──────── Input records
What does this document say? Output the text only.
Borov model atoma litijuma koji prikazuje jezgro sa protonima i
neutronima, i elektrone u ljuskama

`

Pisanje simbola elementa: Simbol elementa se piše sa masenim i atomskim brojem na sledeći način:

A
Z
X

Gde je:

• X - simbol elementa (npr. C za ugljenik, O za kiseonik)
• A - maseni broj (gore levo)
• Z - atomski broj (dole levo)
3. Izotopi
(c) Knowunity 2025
────────────────
Quote all of the entries exactly as they appear.

• **Response to this exercise**:
What does this document say? Output the text only.
Borov model atoma litijuma koji prikazuje jezgro sa protonima i
neutronima, i elektrone u ljuskama

`

Pisanje simbola elementa: Simbol elementa se piše sa masenim i atomskim brojem na sledeći način:

A
Z
X

Gde je:

• X - simbol elementa (npr. C za ugljenik, O za kiseonik)
• A - maseni broj (gore levo)
• Z - atomski broj (dole levo)
3. Izotopi
(c) Knowunity 2025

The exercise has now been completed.